_GIVEN EXERCISE:_ Wherever the word "tương" appears in a line, copy that line.

(Stored records)
------
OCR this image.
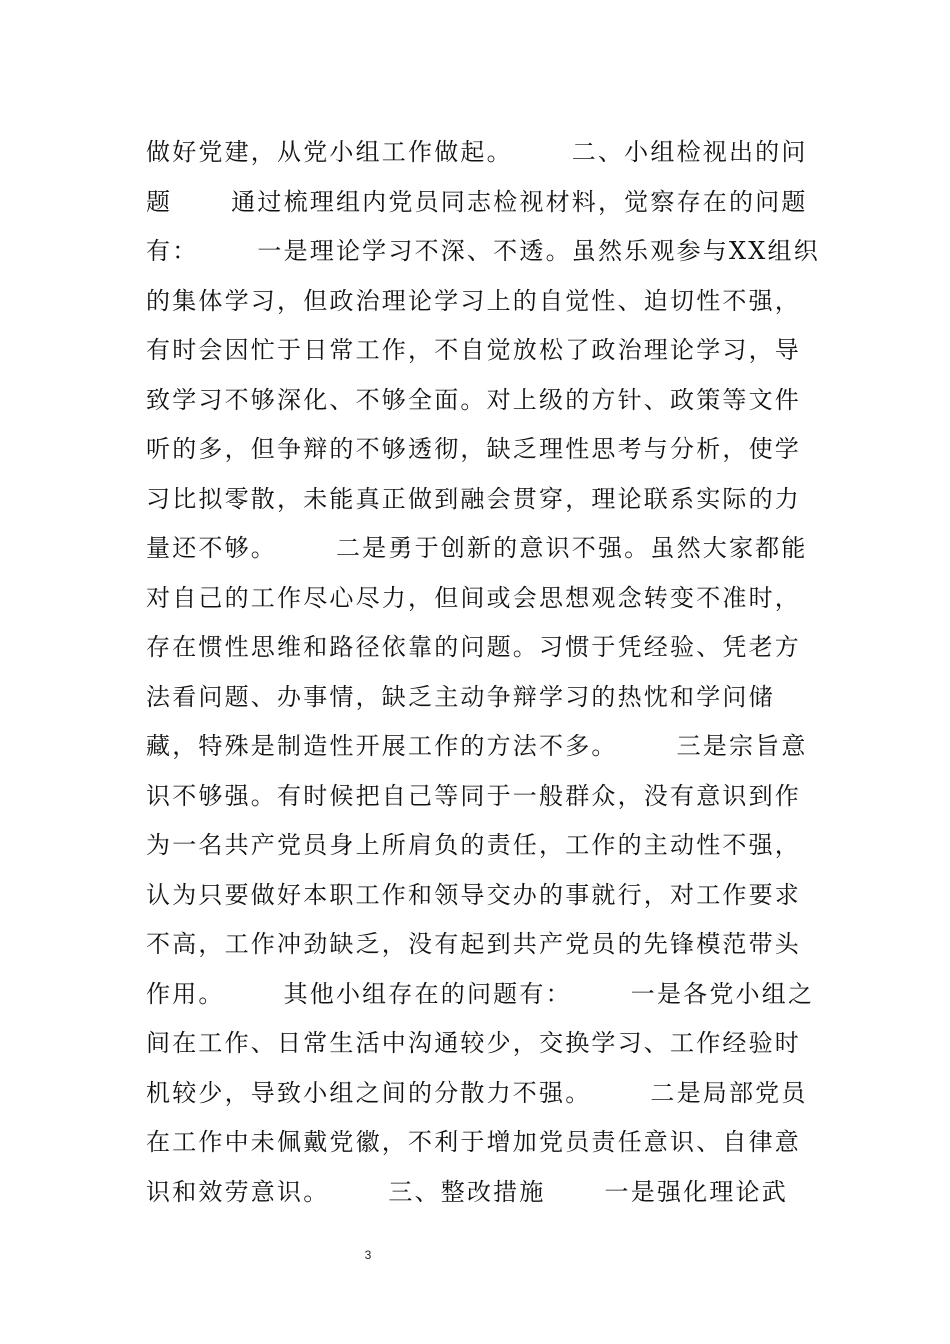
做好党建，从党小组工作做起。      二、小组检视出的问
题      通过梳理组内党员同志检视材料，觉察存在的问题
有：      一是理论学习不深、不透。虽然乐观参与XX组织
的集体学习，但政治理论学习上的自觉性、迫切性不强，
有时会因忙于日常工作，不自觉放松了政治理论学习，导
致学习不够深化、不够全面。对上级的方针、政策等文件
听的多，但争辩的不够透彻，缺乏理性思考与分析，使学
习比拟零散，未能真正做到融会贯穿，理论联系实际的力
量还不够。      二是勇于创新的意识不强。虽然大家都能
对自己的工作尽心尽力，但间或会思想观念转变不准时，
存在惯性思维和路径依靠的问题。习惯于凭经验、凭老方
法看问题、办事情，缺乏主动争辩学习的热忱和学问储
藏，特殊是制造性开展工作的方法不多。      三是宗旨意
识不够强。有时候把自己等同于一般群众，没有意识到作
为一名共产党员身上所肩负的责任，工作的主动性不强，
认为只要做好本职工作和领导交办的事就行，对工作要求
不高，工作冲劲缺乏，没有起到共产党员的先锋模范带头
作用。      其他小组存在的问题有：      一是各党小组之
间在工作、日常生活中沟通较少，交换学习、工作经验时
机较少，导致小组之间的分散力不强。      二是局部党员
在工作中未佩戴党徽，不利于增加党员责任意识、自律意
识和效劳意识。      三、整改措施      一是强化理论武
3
------
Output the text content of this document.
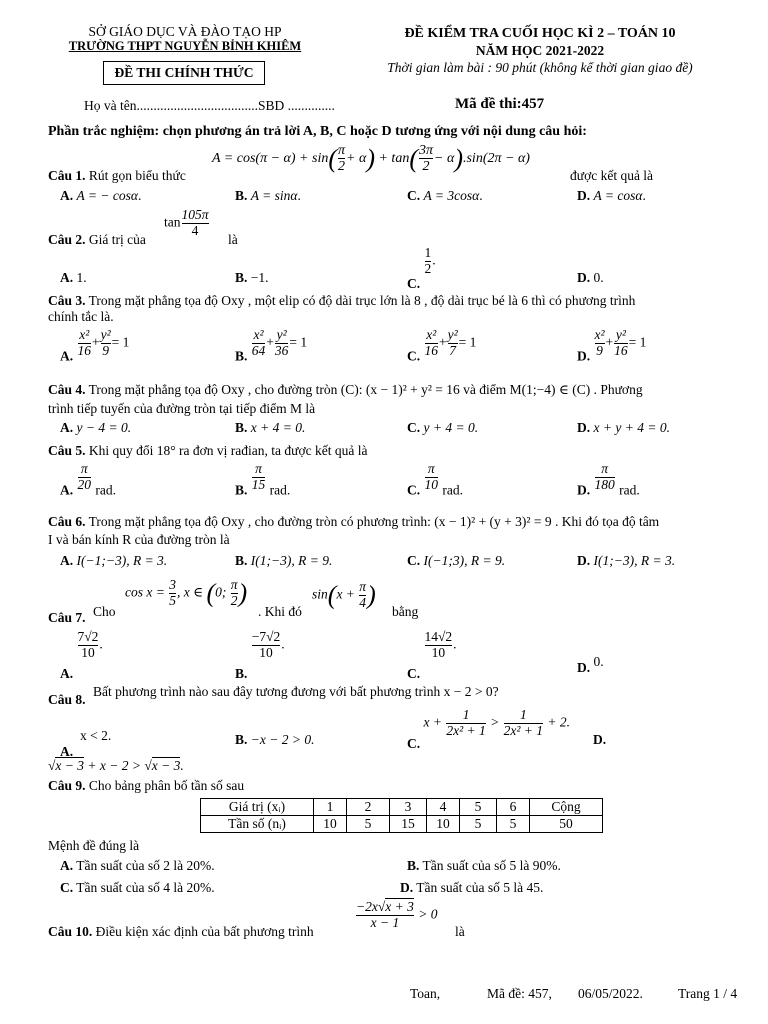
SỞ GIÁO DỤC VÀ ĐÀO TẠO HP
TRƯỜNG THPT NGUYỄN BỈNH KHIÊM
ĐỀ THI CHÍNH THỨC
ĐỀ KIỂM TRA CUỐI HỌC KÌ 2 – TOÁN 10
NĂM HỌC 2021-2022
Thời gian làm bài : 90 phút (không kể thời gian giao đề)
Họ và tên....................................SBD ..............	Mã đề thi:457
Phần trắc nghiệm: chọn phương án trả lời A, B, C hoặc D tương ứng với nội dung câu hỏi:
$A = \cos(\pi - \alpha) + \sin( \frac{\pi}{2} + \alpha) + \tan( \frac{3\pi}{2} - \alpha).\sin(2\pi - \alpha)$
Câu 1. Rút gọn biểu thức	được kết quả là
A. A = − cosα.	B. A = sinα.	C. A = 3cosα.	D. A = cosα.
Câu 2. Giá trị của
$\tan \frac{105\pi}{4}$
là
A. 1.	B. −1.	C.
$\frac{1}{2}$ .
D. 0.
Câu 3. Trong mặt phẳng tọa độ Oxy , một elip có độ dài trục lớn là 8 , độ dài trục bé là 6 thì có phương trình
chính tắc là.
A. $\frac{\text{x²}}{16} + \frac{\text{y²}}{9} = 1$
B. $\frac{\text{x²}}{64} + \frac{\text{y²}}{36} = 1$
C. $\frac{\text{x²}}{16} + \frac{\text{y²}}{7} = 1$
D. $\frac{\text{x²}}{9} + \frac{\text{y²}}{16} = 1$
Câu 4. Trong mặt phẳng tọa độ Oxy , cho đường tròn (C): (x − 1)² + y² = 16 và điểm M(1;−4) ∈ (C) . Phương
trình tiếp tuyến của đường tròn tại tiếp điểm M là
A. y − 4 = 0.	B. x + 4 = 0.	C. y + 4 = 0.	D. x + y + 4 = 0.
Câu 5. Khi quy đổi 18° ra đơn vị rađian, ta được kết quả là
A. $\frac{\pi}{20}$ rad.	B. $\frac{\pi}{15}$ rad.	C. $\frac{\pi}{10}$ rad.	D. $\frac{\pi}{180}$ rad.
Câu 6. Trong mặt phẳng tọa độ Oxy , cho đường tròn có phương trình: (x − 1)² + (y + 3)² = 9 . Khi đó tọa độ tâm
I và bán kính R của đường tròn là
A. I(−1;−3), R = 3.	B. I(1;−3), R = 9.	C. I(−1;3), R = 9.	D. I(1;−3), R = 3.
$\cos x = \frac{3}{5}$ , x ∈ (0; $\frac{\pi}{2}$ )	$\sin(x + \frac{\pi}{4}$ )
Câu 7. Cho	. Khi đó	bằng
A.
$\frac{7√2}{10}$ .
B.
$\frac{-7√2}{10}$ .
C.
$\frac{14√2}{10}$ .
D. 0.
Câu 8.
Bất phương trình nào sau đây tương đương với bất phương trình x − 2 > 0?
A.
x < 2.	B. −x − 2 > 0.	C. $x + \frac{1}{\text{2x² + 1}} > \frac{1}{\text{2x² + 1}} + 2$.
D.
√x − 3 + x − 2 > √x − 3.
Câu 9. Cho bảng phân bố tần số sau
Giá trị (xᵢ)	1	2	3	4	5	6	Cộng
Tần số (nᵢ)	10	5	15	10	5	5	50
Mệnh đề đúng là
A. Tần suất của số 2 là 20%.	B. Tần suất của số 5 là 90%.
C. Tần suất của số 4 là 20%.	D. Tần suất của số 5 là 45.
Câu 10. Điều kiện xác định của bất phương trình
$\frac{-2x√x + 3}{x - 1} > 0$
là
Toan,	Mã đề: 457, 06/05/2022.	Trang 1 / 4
------
_SOLUTION TO THE EXERCISE:_
Phần trắc nghiệm: chọn phương án trả lời A, B, C hoặc D tương ứng với nội dung câu hỏi:
Bất phương trình nào sau đây tương đương với bất phương trình x − 2 > 0?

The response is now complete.